## Instructions to follow
The data below should be printed in full, exactly, and without any of its images.

## Dataset rows

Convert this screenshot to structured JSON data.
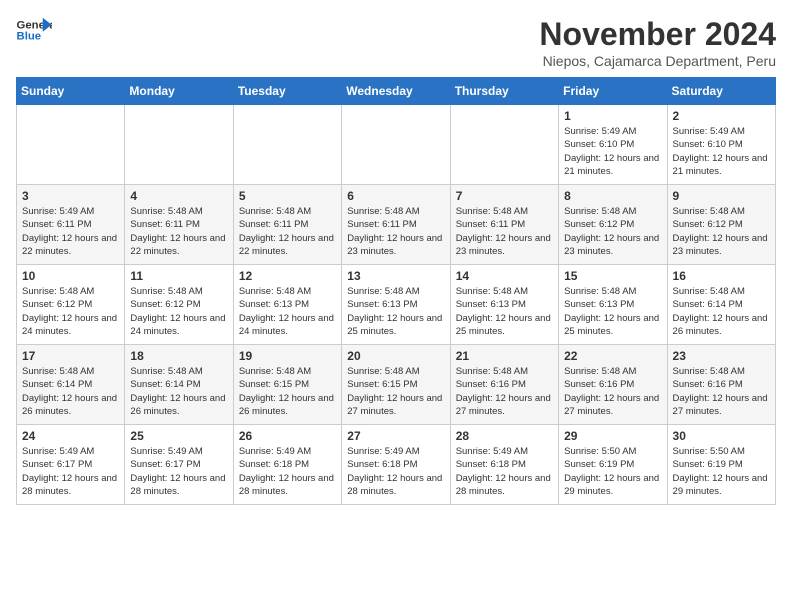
{
  "logo": {
    "line1": "General",
    "line2": "Blue"
  },
  "title": "November 2024",
  "subtitle": "Niepos, Cajamarca Department, Peru",
  "days_of_week": [
    "Sunday",
    "Monday",
    "Tuesday",
    "Wednesday",
    "Thursday",
    "Friday",
    "Saturday"
  ],
  "weeks": [
    [
      {
        "day": "",
        "info": ""
      },
      {
        "day": "",
        "info": ""
      },
      {
        "day": "",
        "info": ""
      },
      {
        "day": "",
        "info": ""
      },
      {
        "day": "",
        "info": ""
      },
      {
        "day": "1",
        "info": "Sunrise: 5:49 AM\nSunset: 6:10 PM\nDaylight: 12 hours and 21 minutes."
      },
      {
        "day": "2",
        "info": "Sunrise: 5:49 AM\nSunset: 6:10 PM\nDaylight: 12 hours and 21 minutes."
      }
    ],
    [
      {
        "day": "3",
        "info": "Sunrise: 5:49 AM\nSunset: 6:11 PM\nDaylight: 12 hours and 22 minutes."
      },
      {
        "day": "4",
        "info": "Sunrise: 5:48 AM\nSunset: 6:11 PM\nDaylight: 12 hours and 22 minutes."
      },
      {
        "day": "5",
        "info": "Sunrise: 5:48 AM\nSunset: 6:11 PM\nDaylight: 12 hours and 22 minutes."
      },
      {
        "day": "6",
        "info": "Sunrise: 5:48 AM\nSunset: 6:11 PM\nDaylight: 12 hours and 23 minutes."
      },
      {
        "day": "7",
        "info": "Sunrise: 5:48 AM\nSunset: 6:11 PM\nDaylight: 12 hours and 23 minutes."
      },
      {
        "day": "8",
        "info": "Sunrise: 5:48 AM\nSunset: 6:12 PM\nDaylight: 12 hours and 23 minutes."
      },
      {
        "day": "9",
        "info": "Sunrise: 5:48 AM\nSunset: 6:12 PM\nDaylight: 12 hours and 23 minutes."
      }
    ],
    [
      {
        "day": "10",
        "info": "Sunrise: 5:48 AM\nSunset: 6:12 PM\nDaylight: 12 hours and 24 minutes."
      },
      {
        "day": "11",
        "info": "Sunrise: 5:48 AM\nSunset: 6:12 PM\nDaylight: 12 hours and 24 minutes."
      },
      {
        "day": "12",
        "info": "Sunrise: 5:48 AM\nSunset: 6:13 PM\nDaylight: 12 hours and 24 minutes."
      },
      {
        "day": "13",
        "info": "Sunrise: 5:48 AM\nSunset: 6:13 PM\nDaylight: 12 hours and 25 minutes."
      },
      {
        "day": "14",
        "info": "Sunrise: 5:48 AM\nSunset: 6:13 PM\nDaylight: 12 hours and 25 minutes."
      },
      {
        "day": "15",
        "info": "Sunrise: 5:48 AM\nSunset: 6:13 PM\nDaylight: 12 hours and 25 minutes."
      },
      {
        "day": "16",
        "info": "Sunrise: 5:48 AM\nSunset: 6:14 PM\nDaylight: 12 hours and 26 minutes."
      }
    ],
    [
      {
        "day": "17",
        "info": "Sunrise: 5:48 AM\nSunset: 6:14 PM\nDaylight: 12 hours and 26 minutes."
      },
      {
        "day": "18",
        "info": "Sunrise: 5:48 AM\nSunset: 6:14 PM\nDaylight: 12 hours and 26 minutes."
      },
      {
        "day": "19",
        "info": "Sunrise: 5:48 AM\nSunset: 6:15 PM\nDaylight: 12 hours and 26 minutes."
      },
      {
        "day": "20",
        "info": "Sunrise: 5:48 AM\nSunset: 6:15 PM\nDaylight: 12 hours and 27 minutes."
      },
      {
        "day": "21",
        "info": "Sunrise: 5:48 AM\nSunset: 6:16 PM\nDaylight: 12 hours and 27 minutes."
      },
      {
        "day": "22",
        "info": "Sunrise: 5:48 AM\nSunset: 6:16 PM\nDaylight: 12 hours and 27 minutes."
      },
      {
        "day": "23",
        "info": "Sunrise: 5:48 AM\nSunset: 6:16 PM\nDaylight: 12 hours and 27 minutes."
      }
    ],
    [
      {
        "day": "24",
        "info": "Sunrise: 5:49 AM\nSunset: 6:17 PM\nDaylight: 12 hours and 28 minutes."
      },
      {
        "day": "25",
        "info": "Sunrise: 5:49 AM\nSunset: 6:17 PM\nDaylight: 12 hours and 28 minutes."
      },
      {
        "day": "26",
        "info": "Sunrise: 5:49 AM\nSunset: 6:18 PM\nDaylight: 12 hours and 28 minutes."
      },
      {
        "day": "27",
        "info": "Sunrise: 5:49 AM\nSunset: 6:18 PM\nDaylight: 12 hours and 28 minutes."
      },
      {
        "day": "28",
        "info": "Sunrise: 5:49 AM\nSunset: 6:18 PM\nDaylight: 12 hours and 28 minutes."
      },
      {
        "day": "29",
        "info": "Sunrise: 5:50 AM\nSunset: 6:19 PM\nDaylight: 12 hours and 29 minutes."
      },
      {
        "day": "30",
        "info": "Sunrise: 5:50 AM\nSunset: 6:19 PM\nDaylight: 12 hours and 29 minutes."
      }
    ]
  ]
}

## Answer in full
Convert this screenshot to structured JSON data.
{
  "logo": {
    "line1": "General",
    "line2": "Blue"
  },
  "title": "November 2024",
  "subtitle": "Niepos, Cajamarca Department, Peru",
  "days_of_week": [
    "Sunday",
    "Monday",
    "Tuesday",
    "Wednesday",
    "Thursday",
    "Friday",
    "Saturday"
  ],
  "weeks": [
    [
      {
        "day": "",
        "info": ""
      },
      {
        "day": "",
        "info": ""
      },
      {
        "day": "",
        "info": ""
      },
      {
        "day": "",
        "info": ""
      },
      {
        "day": "",
        "info": ""
      },
      {
        "day": "1",
        "info": "Sunrise: 5:49 AM\nSunset: 6:10 PM\nDaylight: 12 hours and 21 minutes."
      },
      {
        "day": "2",
        "info": "Sunrise: 5:49 AM\nSunset: 6:10 PM\nDaylight: 12 hours and 21 minutes."
      }
    ],
    [
      {
        "day": "3",
        "info": "Sunrise: 5:49 AM\nSunset: 6:11 PM\nDaylight: 12 hours and 22 minutes."
      },
      {
        "day": "4",
        "info": "Sunrise: 5:48 AM\nSunset: 6:11 PM\nDaylight: 12 hours and 22 minutes."
      },
      {
        "day": "5",
        "info": "Sunrise: 5:48 AM\nSunset: 6:11 PM\nDaylight: 12 hours and 22 minutes."
      },
      {
        "day": "6",
        "info": "Sunrise: 5:48 AM\nSunset: 6:11 PM\nDaylight: 12 hours and 23 minutes."
      },
      {
        "day": "7",
        "info": "Sunrise: 5:48 AM\nSunset: 6:11 PM\nDaylight: 12 hours and 23 minutes."
      },
      {
        "day": "8",
        "info": "Sunrise: 5:48 AM\nSunset: 6:12 PM\nDaylight: 12 hours and 23 minutes."
      },
      {
        "day": "9",
        "info": "Sunrise: 5:48 AM\nSunset: 6:12 PM\nDaylight: 12 hours and 23 minutes."
      }
    ],
    [
      {
        "day": "10",
        "info": "Sunrise: 5:48 AM\nSunset: 6:12 PM\nDaylight: 12 hours and 24 minutes."
      },
      {
        "day": "11",
        "info": "Sunrise: 5:48 AM\nSunset: 6:12 PM\nDaylight: 12 hours and 24 minutes."
      },
      {
        "day": "12",
        "info": "Sunrise: 5:48 AM\nSunset: 6:13 PM\nDaylight: 12 hours and 24 minutes."
      },
      {
        "day": "13",
        "info": "Sunrise: 5:48 AM\nSunset: 6:13 PM\nDaylight: 12 hours and 25 minutes."
      },
      {
        "day": "14",
        "info": "Sunrise: 5:48 AM\nSunset: 6:13 PM\nDaylight: 12 hours and 25 minutes."
      },
      {
        "day": "15",
        "info": "Sunrise: 5:48 AM\nSunset: 6:13 PM\nDaylight: 12 hours and 25 minutes."
      },
      {
        "day": "16",
        "info": "Sunrise: 5:48 AM\nSunset: 6:14 PM\nDaylight: 12 hours and 26 minutes."
      }
    ],
    [
      {
        "day": "17",
        "info": "Sunrise: 5:48 AM\nSunset: 6:14 PM\nDaylight: 12 hours and 26 minutes."
      },
      {
        "day": "18",
        "info": "Sunrise: 5:48 AM\nSunset: 6:14 PM\nDaylight: 12 hours and 26 minutes."
      },
      {
        "day": "19",
        "info": "Sunrise: 5:48 AM\nSunset: 6:15 PM\nDaylight: 12 hours and 26 minutes."
      },
      {
        "day": "20",
        "info": "Sunrise: 5:48 AM\nSunset: 6:15 PM\nDaylight: 12 hours and 27 minutes."
      },
      {
        "day": "21",
        "info": "Sunrise: 5:48 AM\nSunset: 6:16 PM\nDaylight: 12 hours and 27 minutes."
      },
      {
        "day": "22",
        "info": "Sunrise: 5:48 AM\nSunset: 6:16 PM\nDaylight: 12 hours and 27 minutes."
      },
      {
        "day": "23",
        "info": "Sunrise: 5:48 AM\nSunset: 6:16 PM\nDaylight: 12 hours and 27 minutes."
      }
    ],
    [
      {
        "day": "24",
        "info": "Sunrise: 5:49 AM\nSunset: 6:17 PM\nDaylight: 12 hours and 28 minutes."
      },
      {
        "day": "25",
        "info": "Sunrise: 5:49 AM\nSunset: 6:17 PM\nDaylight: 12 hours and 28 minutes."
      },
      {
        "day": "26",
        "info": "Sunrise: 5:49 AM\nSunset: 6:18 PM\nDaylight: 12 hours and 28 minutes."
      },
      {
        "day": "27",
        "info": "Sunrise: 5:49 AM\nSunset: 6:18 PM\nDaylight: 12 hours and 28 minutes."
      },
      {
        "day": "28",
        "info": "Sunrise: 5:49 AM\nSunset: 6:18 PM\nDaylight: 12 hours and 28 minutes."
      },
      {
        "day": "29",
        "info": "Sunrise: 5:50 AM\nSunset: 6:19 PM\nDaylight: 12 hours and 29 minutes."
      },
      {
        "day": "30",
        "info": "Sunrise: 5:50 AM\nSunset: 6:19 PM\nDaylight: 12 hours and 29 minutes."
      }
    ]
  ]
}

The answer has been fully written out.